-- Begin --

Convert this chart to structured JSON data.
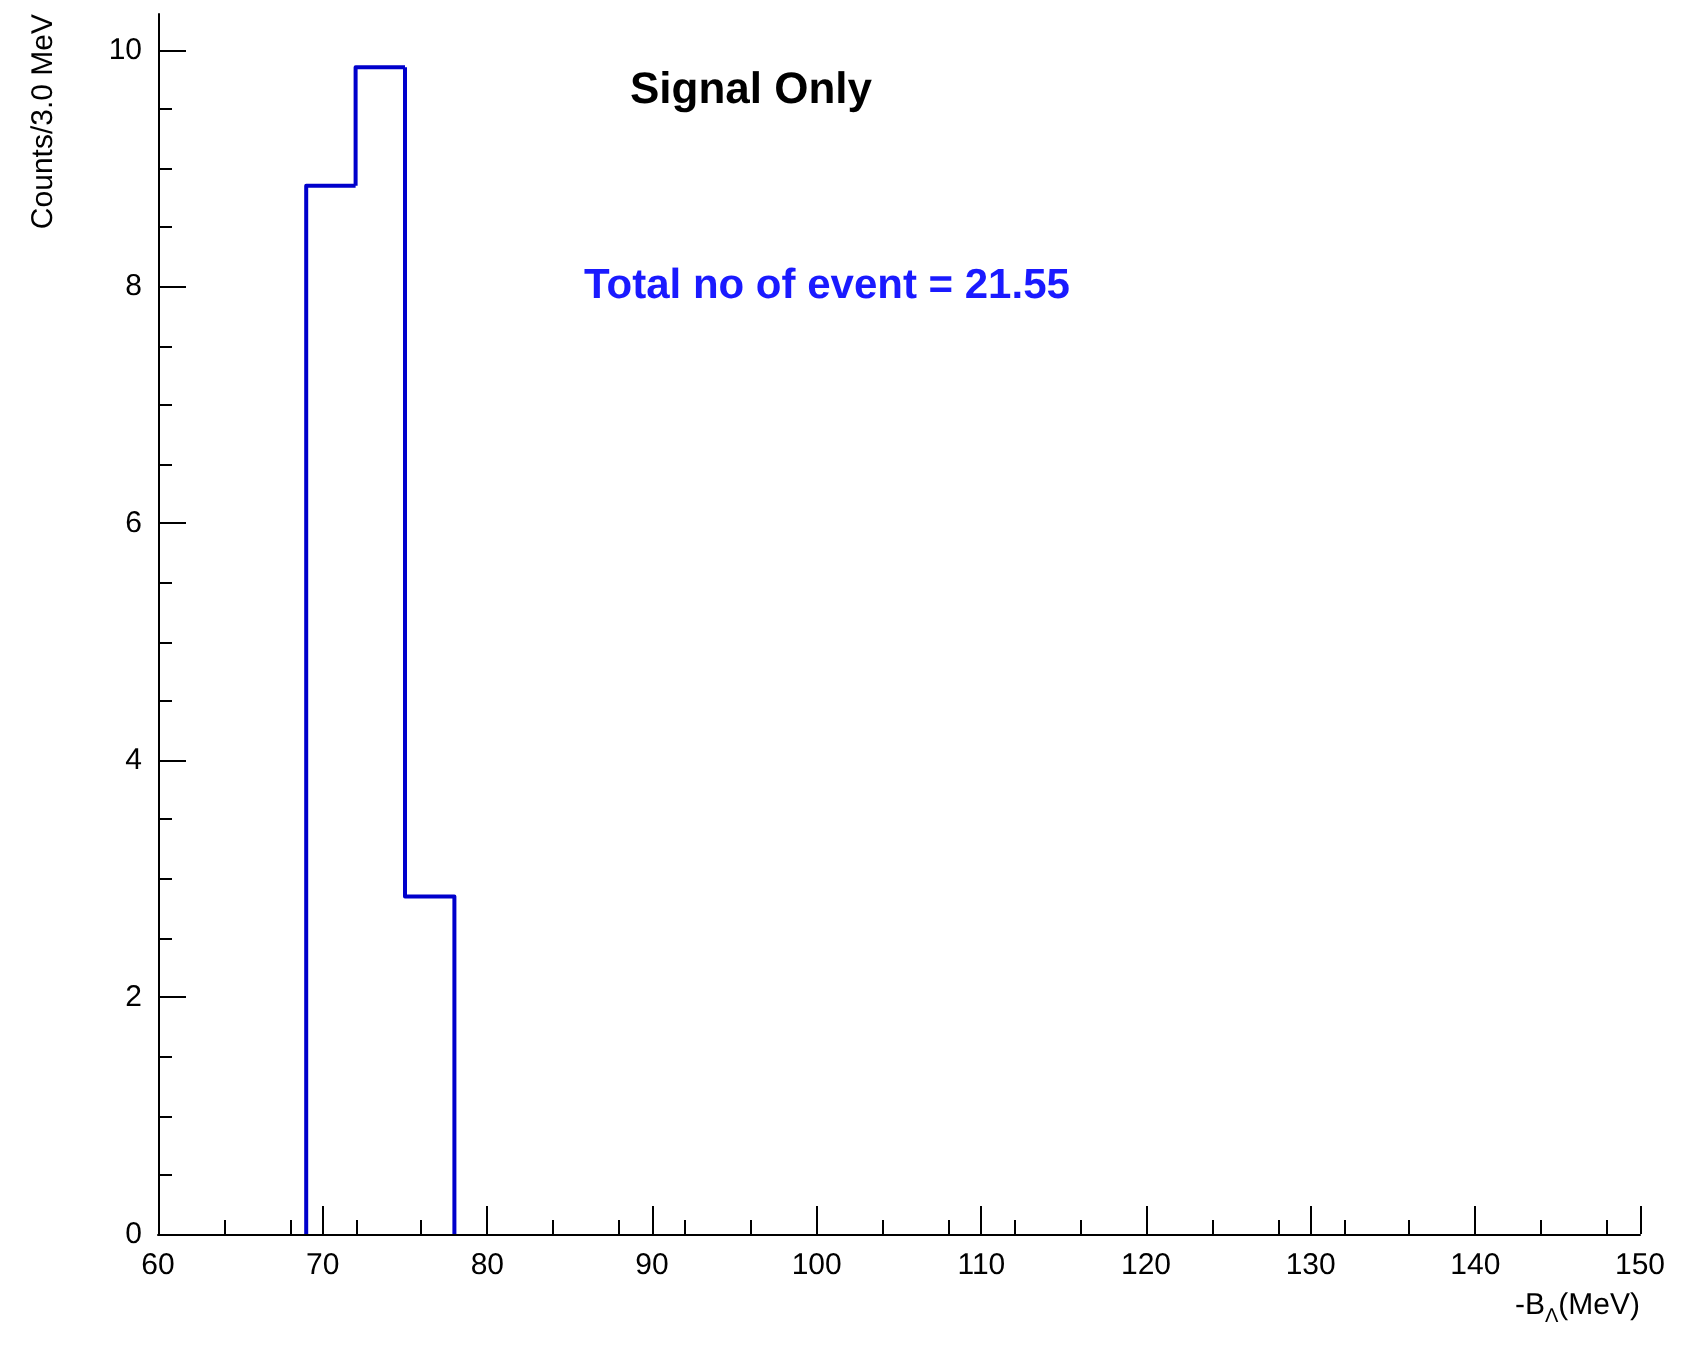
{
  "chart_data": {
    "type": "histogram",
    "title": "Signal Only",
    "xlabel": "-B$_{Λ}$(MeV)",
    "ylabel": "Counts/3.0 MeV",
    "annotations": [
      "Total no of event = 21.55"
    ],
    "bins": [
      69,
      72,
      75,
      78
    ],
    "values": [
      8.85,
      9.85,
      2.85
    ],
    "color": "#0000cc",
    "xlim": [
      60,
      150
    ],
    "xticks": [
      60,
      70,
      80,
      90,
      100,
      110,
      120,
      130,
      140,
      150
    ],
    "ylim": [
      0,
      10.3
    ],
    "yticks": [
      0,
      2,
      4,
      6,
      8,
      10
    ],
    "grid": false
  }
}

-- End --

• What to work on: Write out all the entries exactly, except for the pictures.

• Solution to the problem:
Convert this chart to structured JSON data.
{
  "chart_data": {
    "type": "histogram",
    "title": "Signal Only",
    "xlabel": "-B$_{Λ}$(MeV)",
    "ylabel": "Counts/3.0 MeV",
    "annotations": [
      "Total no of event = 21.55"
    ],
    "bins": [
      69,
      72,
      75,
      78
    ],
    "values": [
      8.85,
      9.85,
      2.85
    ],
    "color": "#0000cc",
    "xlim": [
      60,
      150
    ],
    "xticks": [
      60,
      70,
      80,
      90,
      100,
      110,
      120,
      130,
      140,
      150
    ],
    "ylim": [
      0,
      10.3
    ],
    "yticks": [
      0,
      2,
      4,
      6,
      8,
      10
    ],
    "grid": false
  }
}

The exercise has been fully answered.